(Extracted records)
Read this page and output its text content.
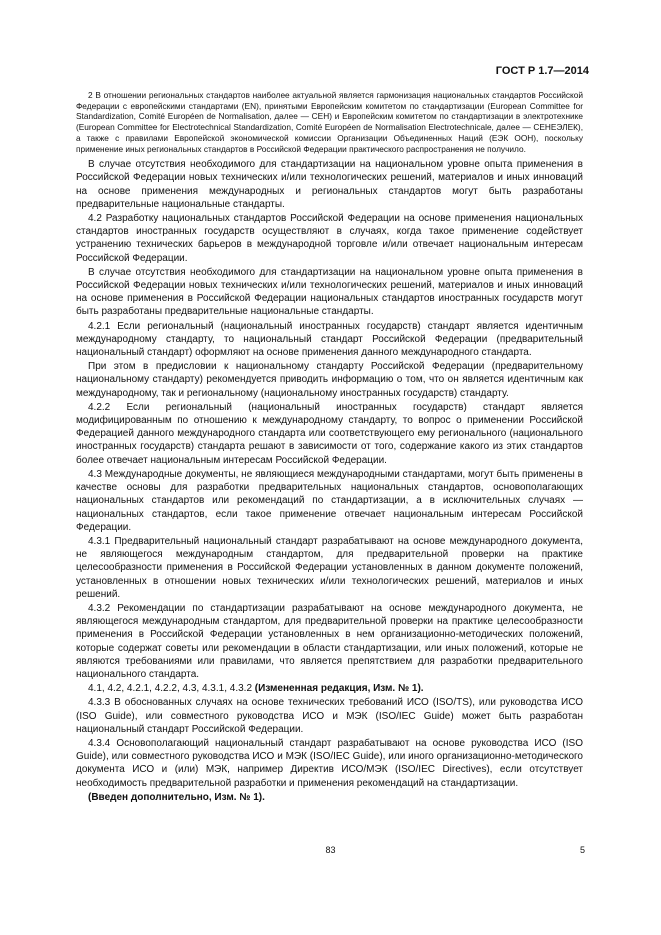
ГОСТ Р 1.7—2014

2 В отношении региональных стандартов наиболее актуальной является гармонизация национальных стандартов Российской Федерации с европейскими стандартами (EN), принятыми Европейским комитетом по стандартизации (European Committee for Standardization, Comité Européen de Normalisation, далее — CEH) и Европейским комитетом по стандартизации в электротехнике (European Committee for Electrotechnical Standardization, Comité Européen de Normalisation Electrotechnicale, далее — СЕНЕЭЛЕК), а также с правилами Европейской экономической комиссии Организации Объединенных Наций (ЕЭК ООН), поскольку применение иных региональных стандартов в Российской Федерации практического распространения не получило.

В случае отсутствия необходимого для стандартизации на национальном уровне опыта применения в Российской Федерации новых технических и/или технологических решений, материалов и иных инноваций на основе применения международных и региональных стандартов могут быть разработаны предварительные национальные стандарты.

4.2 Разработку национальных стандартов Российской Федерации на основе применения национальных стандартов иностранных государств осуществляют в случаях, когда такое применение содействует устранению технических барьеров в международной торговле и/или отвечает национальным интересам Российской Федерации.

В случае отсутствия необходимого для стандартизации на национальном уровне опыта применения в Российской Федерации новых технических и/или технологических решений, материалов и иных инноваций на основе применения в Российской Федерации национальных стандартов иностранных государств могут быть разработаны предварительные национальные стандарты.

4.2.1 Если региональный (национальный иностранных государств) стандарт является идентичным международному стандарту, то национальный стандарт Российской Федерации (предварительный национальный стандарт) оформляют на основе применения данного международного стандарта.

При этом в предисловии к национальному стандарту Российской Федерации (предварительному национальному стандарту) рекомендуется приводить информацию о том, что он является идентичным как международному, так и региональному (национальному иностранных государств) стандарту.

4.2.2 Если региональный (национальный иностранных государств) стандарт является модифицированным по отношению к международному стандарту, то вопрос о применении Российской Федерацией данного международного стандарта или соответствующего ему регионального (национального иностранных государств) стандарта решают в зависимости от того, содержание какого из этих стандартов более отвечает национальным интересам Российской Федерации.

4.3 Международные документы, не являющиеся международными стандартами, могут быть применены в качестве основы для разработки предварительных национальных стандартов, основополагающих национальных стандартов или рекомендаций по стандартизации, а в исключительных случаях — национальных стандартов, если такое применение отвечает национальным интересам Российской Федерации.

4.3.1 Предварительный национальный стандарт разрабатывают на основе международного документа, не являющегося международным стандартом, для предварительной проверки на практике целесообразности применения в Российской Федерации установленных в данном документе положений, установленных в отношении новых технических и/или технологических решений, материалов и иных решений.

4.3.2 Рекомендации по стандартизации разрабатывают на основе международного документа, не являющегося международным стандартом, для предварительной проверки на практике целесообразности применения в Российской Федерации установленных в нем организационно-методических положений, которые содержат советы или рекомендации в области стандартизации, или иных положений, которые не являются требованиями или правилами, что является препятствием для разработки предварительного национального стандарта.

4.1, 4.2, 4.2.1, 4.2.2, 4.3, 4.3.1, 4.3.2 (Измененная редакция, Изм. № 1).

4.3.3 В обоснованных случаях на основе технических требований ИСО (ISO/TS), или руководства ИСО (ISO Guide), или совместного руководства ИСО и МЭК (ISO/IEC Guide) может быть разработан национальный стандарт Российской Федерации.

4.3.4 Основополагающий национальный стандарт разрабатывают на основе руководства ИСО (ISO Guide), или совместного руководства ИСО и МЭК (ISO/IEC Guide), или иного организационно-методического документа ИСО и (или) МЭК, например Директив ИСО/МЭК (ISO/IEC Directives), если отсутствует необходимость предварительной разработки и применения рекомендаций на стандартизации.

(Введен дополнительно, Изм. № 1).

83	5
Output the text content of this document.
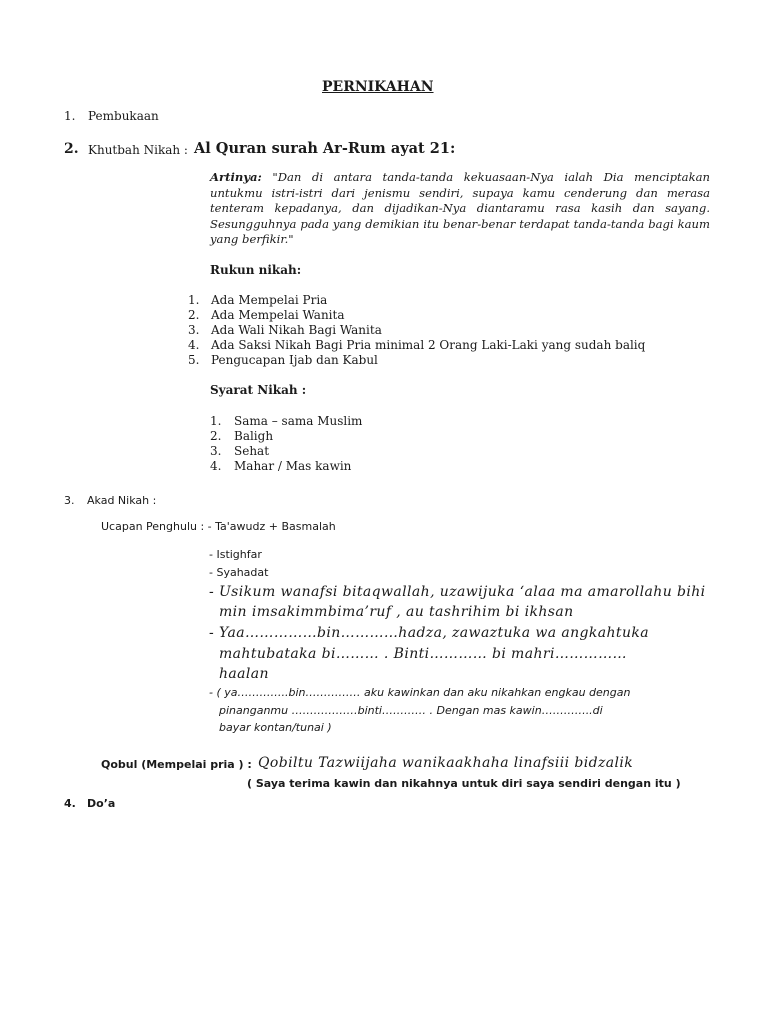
PERNIKAHAN
1. Pembukaan
2. Khutbah Nikah : Al Quran surah Ar-Rum ayat 21:
Artinya: "Dan di antara tanda-tanda kekuasaan-Nya ialah Dia menciptakan untukmu istri-istri dari jenismu sendiri, supaya kamu cenderung dan merasa tenteram kepadanya, dan dijadikan-Nya diantaramu rasa kasih dan sayang. Sesungguhnya pada yang demikian itu benar-benar terdapat tanda-tanda bagi kaum yang berfikir."
Rukun nikah:
1. Ada Mempelai Pria
2. Ada Mempelai Wanita
3. Ada Wali Nikah Bagi Wanita
4. Ada Saksi Nikah Bagi Pria minimal 2 Orang Laki-Laki yang sudah baliq
5. Pengucapan Ijab dan Kabul
Syarat Nikah :
1. Sama – sama Muslim
2. Baligh
3. Sehat
4. Mahar / Mas kawin
3. Akad Nikah :
Ucapan Penghulu : - Ta'awudz + Basmalah
- Istighfar
- Syahadat
- Usikum wanafsi bitaqwallah, uzawijuka ‘alaa ma amarollahu bihi
min imsakimmbima’ruf , au tashrihim bi ikhsan
- Yaa……………bin…………hadza, zawaztuka wa angkahtuka
mahtubataka bi……… . Binti………… bi mahri……………
haalan
- ( ya…………..bin…………… aku kawinkan dan aku nikahkan engkau dengan
pinanganmu ………………binti………… . Dengan mas kawin…………..di
bayar kontan/tunai )
Qobul (Mempelai pria ) : Qobiltu Tazwiijaha wanikaakhaha linafsiii bidzalik
( Saya terima kawin dan nikahnya untuk diri saya sendiri dengan itu )
4. Do’a
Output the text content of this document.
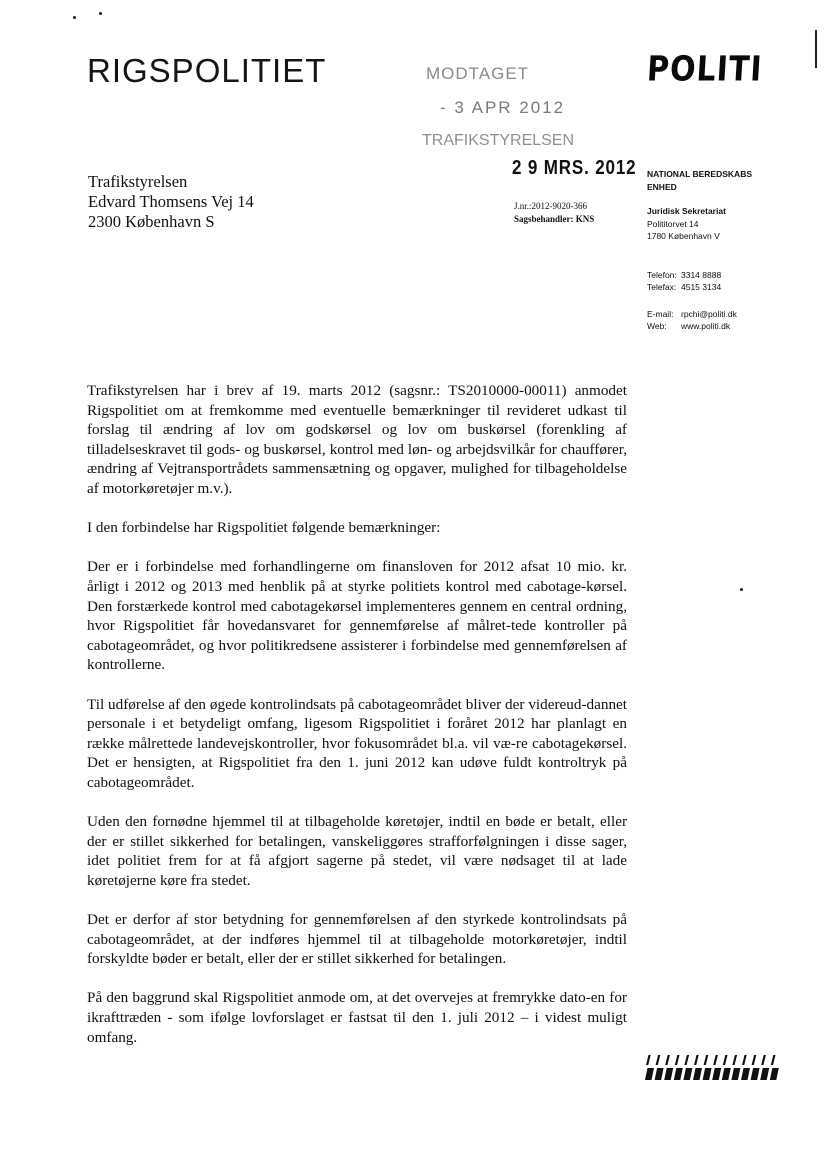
RIGSPOLITIET	POLITI
MODTAGET
- 3 APR 2012
TRAFIKSTYRELSEN
2 9 MRS. 2012
Trafikstyrelsen
Edvard Thomsens Vej 14
2300 København S
J.nr.:2012-9020-366
Sagsbehandler: KNS
NATIONAL BEREDSKABS
ENHED
Juridisk Sekretariat
Polititorvet 14
1780 København V
Telefon: 3314 8888
Telefax: 4515 3134
E-mail: rpchi@politi.dk
Web:	www.politi.dk

Trafikstyrelsen har i brev af 19. marts 2012 (sagsnr.: TS2010000-00011) anmodet Rigspolitiet om at fremkomme med eventuelle bemærkninger til revideret udkast til forslag til ændring af lov om godskørsel og lov om buskørsel (forenkling af tilladelseskravet til gods- og buskørsel, kontrol med løn- og arbejdsvilkår for chauffører, ændring af Vejtransportrådets sammensætning og opgaver, mulighed for tilbageholdelse af motorkøretøjer m.v.).

I den forbindelse har Rigspolitiet følgende bemærkninger:

Der er i forbindelse med forhandlingerne om finansloven for 2012 afsat 10 mio. kr. årligt i 2012 og 2013 med henblik på at styrke politiets kontrol med cabotage-kørsel. Den forstærkede kontrol med cabotagekørsel implementeres gennem en central ordning, hvor Rigspolitiet får hovedansvaret for gennemførelse af målret-tede kontroller på cabotageområdet, og hvor politikredsene assisterer i forbindelse med gennemførelsen af kontrollerne.

Til udførelse af den øgede kontrolindsats på cabotageområdet bliver der videreud-dannet personale i et betydeligt omfang, ligesom Rigspolitiet i foråret 2012 har planlagt en række målrettede landevejskontroller, hvor fokusområdet bl.a. vil væ-re cabotagekørsel. Det er hensigten, at Rigspolitiet fra den 1. juni 2012 kan udøve fuldt kontroltryk på cabotageområdet.

Uden den fornødne hjemmel til at tilbageholde køretøjer, indtil en bøde er betalt, eller der er stillet sikkerhed for betalingen, vanskeliggøres strafforfølgningen i disse sager, idet politiet frem for at få afgjort sagerne på stedet, vil være nødsaget til at lade køretøjerne køre fra stedet.

Det er derfor af stor betydning for gennemførelsen af den styrkede kontrolindsats på cabotageområdet, at der indføres hjemmel til at tilbageholde motorkøretøjer, indtil forskyldte bøder er betalt, eller der er stillet sikkerhed for betalingen.

På den baggrund skal Rigspolitiet anmode om, at det overvejes at fremrykke dato-en for ikrafttræden - som ifølge lovforslaget er fastsat til den 1. juli 2012 – i videst muligt omfang.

## WRITTEN EXERCISE
Copy each line of the records precisely and drop any images they hold.

## RESULT OF THIS TASK
Read this page and output its text content.
ГОСТ Р 1.7—2014

2 В отношении региональных стандартов наиболее актуальной является гармонизация национальных стандартов Российской Федерации с европейскими стандартами (EN), принятыми Европейским комитетом по стандартизации (European Committee for Standardization, Comité Européen de Normalisation, далее — CEH) и Европейским комитетом по стандартизации в электротехнике (European Committee for Electrotechnical Standardization, Comité Européen de Normalisation Electrotechnicale, далее — СЕНЕЭЛЕК), а также с правилами Европейской экономической комиссии Организации Объединенных Наций (ЕЭК ООН), поскольку применение иных региональных стандартов в Российской Федерации практического распространения не получило.

В случае отсутствия необходимого для стандартизации на национальном уровне опыта применения в Российской Федерации новых технических и/или технологических решений, материалов и иных инноваций на основе применения международных и региональных стандартов могут быть разработаны предварительные национальные стандарты.

4.2 Разработку национальных стандартов Российской Федерации на основе применения национальных стандартов иностранных государств осуществляют в случаях, когда такое применение содействует устранению технических барьеров в международной торговле и/или отвечает национальным интересам Российской Федерации.

В случае отсутствия необходимого для стандартизации на национальном уровне опыта применения в Российской Федерации новых технических и/или технологических решений, материалов и иных инноваций на основе применения в Российской Федерации национальных стандартов иностранных государств могут быть разработаны предварительные национальные стандарты.

4.2.1 Если региональный (национальный иностранных государств) стандарт является идентичным международному стандарту, то национальный стандарт Российской Федерации (предварительный национальный стандарт) оформляют на основе применения данного международного стандарта.

При этом в предисловии к национальному стандарту Российской Федерации (предварительному национальному стандарту) рекомендуется приводить информацию о том, что он является идентичным как международному, так и региональному (национальному иностранных государств) стандарту.

4.2.2 Если региональный (национальный иностранных государств) стандарт является модифицированным по отношению к международному стандарту, то вопрос о применении Российской Федерацией данного международного стандарта или соответствующего ему регионального (национального иностранных государств) стандарта решают в зависимости от того, содержание какого из этих стандартов более отвечает национальным интересам Российской Федерации.

4.3 Международные документы, не являющиеся международными стандартами, могут быть применены в качестве основы для разработки предварительных национальных стандартов, основополагающих национальных стандартов или рекомендаций по стандартизации, а в исключительных случаях — национальных стандартов, если такое применение отвечает национальным интересам Российской Федерации.

4.3.1 Предварительный национальный стандарт разрабатывают на основе международного документа, не являющегося международным стандартом, для предварительной проверки на практике целесообразности применения в Российской Федерации установленных в данном документе положений, установленных в отношении новых технических и/или технологических решений, материалов и иных решений.

4.3.2 Рекомендации по стандартизации разрабатывают на основе международного документа, не являющегося международным стандартом, для предварительной проверки на практике целесообразности применения в Российской Федерации установленных в нем организационно-методических положений, которые содержат советы или рекомендации в области стандартизации, или иных положений, которые не являются требованиями или правилами, что является препятствием для разработки предварительного национального стандарта.

4.1, 4.2, 4.2.1, 4.2.2, 4.3, 4.3.1, 4.3.2 (Измененная редакция, Изм. № 1).

4.3.3 В обоснованных случаях на основе технических требований ИСО (ISO/TS), или руководства ИСО (ISO Guide), или совместного руководства ИСО и МЭК (ISO/IEC Guide) может быть разработан национальный стандарт Российской Федерации.

4.3.4 Основополагающий национальный стандарт разрабатывают на основе руководства ИСО (ISO Guide), или совместного руководства ИСО и МЭК (ISO/IEC Guide), или иного организационно-методического документа ИСО и (или) МЭК, например Директив ИСО/МЭК (ISO/IEC Directives), если отсутствует необходимость предварительной разработки и применения рекомендаций на стандартизации.

(Введен дополнительно, Изм. № 1).

83	5
Output the text content of this document.
PERNIKAHAN
1. Pembukaan
2. Khutbah Nikah : Al Quran surah Ar-Rum ayat 21:
Artinya: "Dan di antara tanda-tanda kekuasaan-Nya ialah Dia menciptakan untukmu istri-istri dari jenismu sendiri, supaya kamu cenderung dan merasa tenteram kepadanya, dan dijadikan-Nya diantaramu rasa kasih dan sayang. Sesungguhnya pada yang demikian itu benar-benar terdapat tanda-tanda bagi kaum yang berfikir."
Rukun nikah:
1. Ada Mempelai Pria
2. Ada Mempelai Wanita
3. Ada Wali Nikah Bagi Wanita
4. Ada Saksi Nikah Bagi Pria minimal 2 Orang Laki-Laki yang sudah baliq
5. Pengucapan Ijab dan Kabul
Syarat Nikah :
1. Sama – sama Muslim
2. Baligh
3. Sehat
4. Mahar / Mas kawin
3. Akad Nikah :
Ucapan Penghulu : - Ta'awudz + Basmalah
- Istighfar
- Syahadat
- Usikum wanafsi bitaqwallah, uzawijuka ‘alaa ma amarollahu bihi
min imsakimmbima’ruf , au tashrihim bi ikhsan
- Yaa……………bin…………hadza, zawaztuka wa angkahtuka
mahtubataka bi……… . Binti………… bi mahri……………
haalan
- ( ya…………..bin…………… aku kawinkan dan aku nikahkan engkau dengan
pinanganmu ………………binti………… . Dengan mas kawin…………..di
bayar kontan/tunai )
Qobul (Mempelai pria ) : Qobiltu Tazwiijaha wanikaakhaha linafsiii bidzalik
( Saya terima kawin dan nikahnya untuk diri saya sendiri dengan itu )
4. Do’a
Output the text content of this document.
RIGSPOLITIET	POLITI
MODTAGET
- 3 APR 2012
TRAFIKSTYRELSEN
2 9 MRS. 2012
Trafikstyrelsen
Edvard Thomsens Vej 14
2300 København S
J.nr.:2012-9020-366
Sagsbehandler: KNS
NATIONAL BEREDSKABS
ENHED
Juridisk Sekretariat
Polititorvet 14
1780 København V
Telefon: 3314 8888
Telefax: 4515 3134
E-mail: rpchi@politi.dk
Web:	www.politi.dk

Trafikstyrelsen har i brev af 19. marts 2012 (sagsnr.: TS2010000-00011) anmodet Rigspolitiet om at fremkomme med eventuelle bemærkninger til revideret udkast til forslag til ændring af lov om godskørsel og lov om buskørsel (forenkling af tilladelseskravet til gods- og buskørsel, kontrol med løn- og arbejdsvilkår for chauffører, ændring af Vejtransportrådets sammensætning og opgaver, mulighed for tilbageholdelse af motorkøretøjer m.v.).

I den forbindelse har Rigspolitiet følgende bemærkninger:

Der er i forbindelse med forhandlingerne om finansloven for 2012 afsat 10 mio. kr. årligt i 2012 og 2013 med henblik på at styrke politiets kontrol med cabotage-kørsel. Den forstærkede kontrol med cabotagekørsel implementeres gennem en central ordning, hvor Rigspolitiet får hovedansvaret for gennemførelse af målret-tede kontroller på cabotageområdet, og hvor politikredsene assisterer i forbindelse med gennemførelsen af kontrollerne.

Til udførelse af den øgede kontrolindsats på cabotageområdet bliver der videreud-dannet personale i et betydeligt omfang, ligesom Rigspolitiet i foråret 2012 har planlagt en række målrettede landevejskontroller, hvor fokusområdet bl.a. vil væ-re cabotagekørsel. Det er hensigten, at Rigspolitiet fra den 1. juni 2012 kan udøve fuldt kontroltryk på cabotageområdet.

Uden den fornødne hjemmel til at tilbageholde køretøjer, indtil en bøde er betalt, eller der er stillet sikkerhed for betalingen, vanskeliggøres strafforfølgningen i disse sager, idet politiet frem for at få afgjort sagerne på stedet, vil være nødsaget til at lade køretøjerne køre fra stedet.

Det er derfor af stor betydning for gennemførelsen af den styrkede kontrolindsats på cabotageområdet, at der indføres hjemmel til at tilbageholde motorkøretøjer, indtil forskyldte bøder er betalt, eller der er stillet sikkerhed for betalingen.

På den baggrund skal Rigspolitiet anmode om, at det overvejes at fremrykke dato-en for ikrafttræden - som ifølge lovforslaget er fastsat til den 1. juli 2012 – i videst muligt omfang.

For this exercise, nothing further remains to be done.